Goal =>
Skip the pictures and repeat each line of the data exactly.

Records to process =>
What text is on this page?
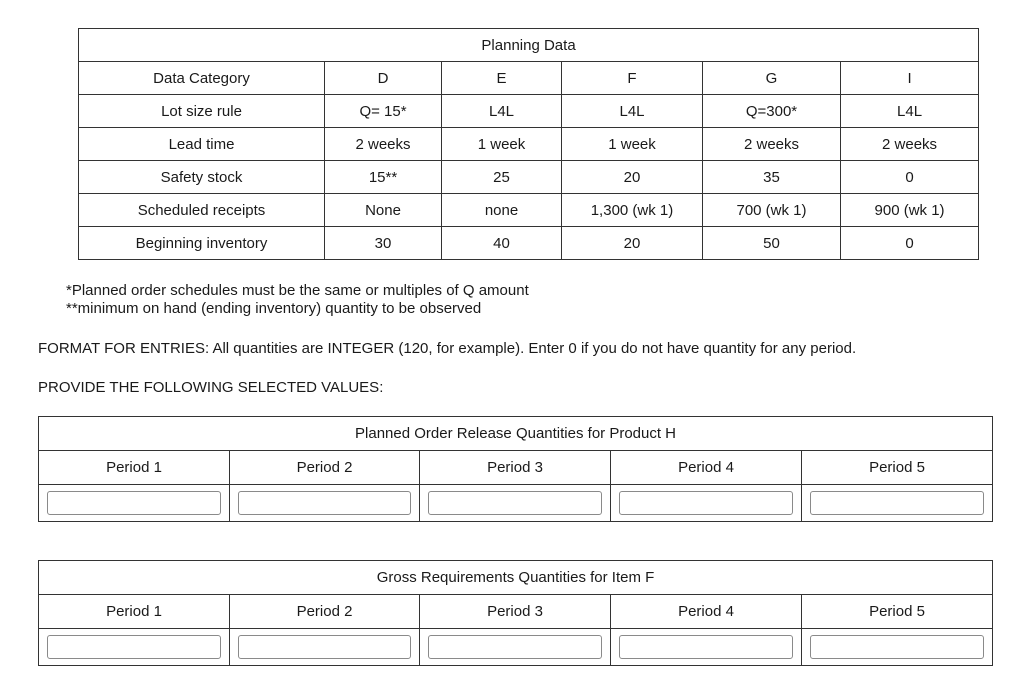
Planning Data					
Data Category	D	E	F	G	I
Lot size rule	Q= 15*	L4L	L4L	Q=300*	L4L
Lead time	2 weeks	1 week	1 week	2 weeks	2 weeks
Safety stock	15**	25	20	35	0
Scheduled receipts	None	none	1,300 (wk 1)	700 (wk 1)	900 (wk 1)
Beginning inventory	30	40	20	50	0
*Planned order schedules must be the same or multiples of Q amount
**minimum on hand (ending inventory) quantity to be observed
FORMAT FOR ENTRIES: All quantities are INTEGER (120, for example). Enter 0 if you do not have quantity for any period.
PROVIDE THE FOLLOWING SELECTED VALUES:
Planned Order Release Quantities for Product H				
Period 1	Period 2	Period 3	Period 4	Period 5

Gross Requirements Quantities for Item F				
Period 1	Period 2	Period 3	Period 4	Period 5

Result of the exercise =>
What text is on this page?
Planning Data					
Data Category	D	E	F	G	I
Lot size rule	Q= 15*	L4L	L4L	Q=300*	L4L
Lead time	2 weeks	1 week	1 week	2 weeks	2 weeks
Safety stock	15**	25	20	35	0
Scheduled receipts	None	none	1,300 (wk 1)	700 (wk 1)	900 (wk 1)
Beginning inventory	30	40	20	50	0
*Planned order schedules must be the same or multiples of Q amount
**minimum on hand (ending inventory) quantity to be observed
FORMAT FOR ENTRIES: All quantities are INTEGER (120, for example). Enter 0 if you do not have quantity for any period.
PROVIDE THE FOLLOWING SELECTED VALUES:
Planned Order Release Quantities for Product H				
Period 1	Period 2	Period 3	Period 4	Period 5

Gross Requirements Quantities for Item F				
Period 1	Period 2	Period 3	Period 4	Period 5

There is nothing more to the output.